• _Passage_
-- Opening Marker --

Verizon Wireless, AT&T and several major international carriers and vendors threw their support behind an IMS-based approach to delivering voice and SMS services over LTE networks. The level of operator support--the approach also is supported by Orange, Telefonica, TeliaSonera and Vodafone--sits in sharp contrast to another approach, called Voice over LTE via Generic Access, or VoLGA, which is supported by T-Mobile International.
Vendors including Alcatel-Lucent, Ericsson, Nokia Siemens Networks, Nokia, Samsung Electronics and Sony Ericsson also voiced their support for the initiative, dubbed One Voice. The companies said they concluded that an IMS-based approach "is the most applicable approach to meeting the consumers' expectations for service quality, reliability and availability when moving from existing circuit-switched telephony services to IP-based LTE services. This approach will also open the path to service convergence, as IMS is able to simultaneously serve broadband wireline and LTE wireless networks."
The companies said that the purpose of the initiative is to create the largest LTE ecosystem possible, and to avoid fragmentation of technical solutions.

-- Closing Marker --

• _Set of tasks_
[A] Output the text of the LTE voice passage, starting with "Verizon Wireless, AT&T" and going on through "by T-Mobile International.".
[B] Answer these questions from the LTE voice passage:
(i) Which carrier supports the VoLGA approach?
(ii) What name was given to the IMS-based initiative?
(iii) What did the companies say the purpose of the initiative is?

Document layout detection data:
-- Opening Marker --

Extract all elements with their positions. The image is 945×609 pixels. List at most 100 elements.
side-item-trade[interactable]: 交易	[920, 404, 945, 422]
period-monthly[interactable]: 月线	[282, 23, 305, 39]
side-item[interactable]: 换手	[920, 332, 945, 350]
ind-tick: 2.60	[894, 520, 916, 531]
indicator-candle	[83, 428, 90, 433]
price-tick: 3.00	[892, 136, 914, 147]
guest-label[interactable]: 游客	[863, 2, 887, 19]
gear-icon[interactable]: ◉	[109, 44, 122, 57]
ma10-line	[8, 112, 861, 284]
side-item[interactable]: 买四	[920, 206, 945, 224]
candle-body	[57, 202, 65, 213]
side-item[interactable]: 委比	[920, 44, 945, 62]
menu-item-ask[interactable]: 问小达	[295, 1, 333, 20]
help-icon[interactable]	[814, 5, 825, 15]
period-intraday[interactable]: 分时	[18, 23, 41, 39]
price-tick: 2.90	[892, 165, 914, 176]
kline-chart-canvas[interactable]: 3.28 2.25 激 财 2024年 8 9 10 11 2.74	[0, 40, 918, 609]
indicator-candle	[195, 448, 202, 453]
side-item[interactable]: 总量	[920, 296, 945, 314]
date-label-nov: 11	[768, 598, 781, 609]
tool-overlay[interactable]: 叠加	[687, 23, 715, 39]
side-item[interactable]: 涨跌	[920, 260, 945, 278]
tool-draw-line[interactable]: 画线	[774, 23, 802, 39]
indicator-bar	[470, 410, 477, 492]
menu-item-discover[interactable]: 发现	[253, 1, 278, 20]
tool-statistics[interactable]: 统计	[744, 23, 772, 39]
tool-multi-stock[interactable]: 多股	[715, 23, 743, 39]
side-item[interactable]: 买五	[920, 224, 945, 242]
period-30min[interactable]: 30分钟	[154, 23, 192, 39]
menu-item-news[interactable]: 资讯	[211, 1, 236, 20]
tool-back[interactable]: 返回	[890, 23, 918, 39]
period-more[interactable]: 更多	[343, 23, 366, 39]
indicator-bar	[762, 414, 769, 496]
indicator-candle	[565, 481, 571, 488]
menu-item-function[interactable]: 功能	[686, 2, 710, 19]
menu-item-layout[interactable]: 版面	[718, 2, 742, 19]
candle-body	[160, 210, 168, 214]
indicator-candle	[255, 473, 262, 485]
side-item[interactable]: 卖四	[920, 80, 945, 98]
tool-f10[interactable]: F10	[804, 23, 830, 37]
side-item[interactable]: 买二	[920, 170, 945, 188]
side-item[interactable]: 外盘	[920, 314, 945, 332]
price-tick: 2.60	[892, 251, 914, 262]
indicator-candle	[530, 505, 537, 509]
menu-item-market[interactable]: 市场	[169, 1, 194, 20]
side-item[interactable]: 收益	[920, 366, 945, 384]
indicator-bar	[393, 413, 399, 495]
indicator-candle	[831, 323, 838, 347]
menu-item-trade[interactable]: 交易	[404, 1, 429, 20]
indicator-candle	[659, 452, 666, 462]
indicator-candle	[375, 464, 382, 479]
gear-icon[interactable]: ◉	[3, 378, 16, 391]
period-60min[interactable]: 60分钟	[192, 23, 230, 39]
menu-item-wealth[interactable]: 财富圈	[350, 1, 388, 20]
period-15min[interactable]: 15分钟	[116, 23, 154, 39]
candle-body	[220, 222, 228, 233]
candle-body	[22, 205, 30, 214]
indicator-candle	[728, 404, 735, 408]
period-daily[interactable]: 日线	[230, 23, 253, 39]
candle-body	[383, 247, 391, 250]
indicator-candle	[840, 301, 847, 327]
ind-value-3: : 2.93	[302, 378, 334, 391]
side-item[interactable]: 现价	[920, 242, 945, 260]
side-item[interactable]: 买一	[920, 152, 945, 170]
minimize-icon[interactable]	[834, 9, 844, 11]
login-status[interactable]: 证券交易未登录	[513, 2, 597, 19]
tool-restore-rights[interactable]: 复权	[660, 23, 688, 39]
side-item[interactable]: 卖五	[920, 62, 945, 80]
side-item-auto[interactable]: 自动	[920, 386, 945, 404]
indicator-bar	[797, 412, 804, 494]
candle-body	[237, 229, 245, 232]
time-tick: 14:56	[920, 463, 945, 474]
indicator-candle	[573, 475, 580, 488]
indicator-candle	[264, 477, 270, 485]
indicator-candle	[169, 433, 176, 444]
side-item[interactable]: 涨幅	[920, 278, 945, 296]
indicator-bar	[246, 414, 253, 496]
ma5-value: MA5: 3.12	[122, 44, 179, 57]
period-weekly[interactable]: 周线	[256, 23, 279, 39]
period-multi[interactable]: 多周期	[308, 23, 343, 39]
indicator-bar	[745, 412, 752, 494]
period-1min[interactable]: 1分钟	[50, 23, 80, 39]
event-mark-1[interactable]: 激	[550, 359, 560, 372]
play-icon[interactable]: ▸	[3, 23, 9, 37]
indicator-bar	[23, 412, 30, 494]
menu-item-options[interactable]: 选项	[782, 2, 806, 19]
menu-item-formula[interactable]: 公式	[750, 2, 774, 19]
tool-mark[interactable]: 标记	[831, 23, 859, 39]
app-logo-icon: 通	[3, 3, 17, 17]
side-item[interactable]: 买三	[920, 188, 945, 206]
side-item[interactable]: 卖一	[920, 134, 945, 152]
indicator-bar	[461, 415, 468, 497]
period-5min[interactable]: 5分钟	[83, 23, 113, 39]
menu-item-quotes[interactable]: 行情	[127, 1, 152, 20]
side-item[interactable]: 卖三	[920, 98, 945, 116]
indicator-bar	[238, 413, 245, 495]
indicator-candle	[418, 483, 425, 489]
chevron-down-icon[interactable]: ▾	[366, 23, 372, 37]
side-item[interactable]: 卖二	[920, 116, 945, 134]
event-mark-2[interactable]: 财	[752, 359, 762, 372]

-- Closing Marker --

• _Task answers_
[A]
Verizon Wireless, AT&T and several major international carriers and vendors threw their support behind an IMS-based approach to delivering voice and SMS services over LTE networks. The level of operator support--the approach also is supported by Orange, Telefonica, TeliaSonera and Vodafone--sits in sharp contrast to another approach, called Voice over LTE via Generic Access, or VoLGA, which is supported by T-Mobile International.

[B]
(i) T-Mobile International.
(ii) One Voice.
(iii) The purpose is to create the largest LTE ecosystem possible and to avoid fragmentation of technical solutions.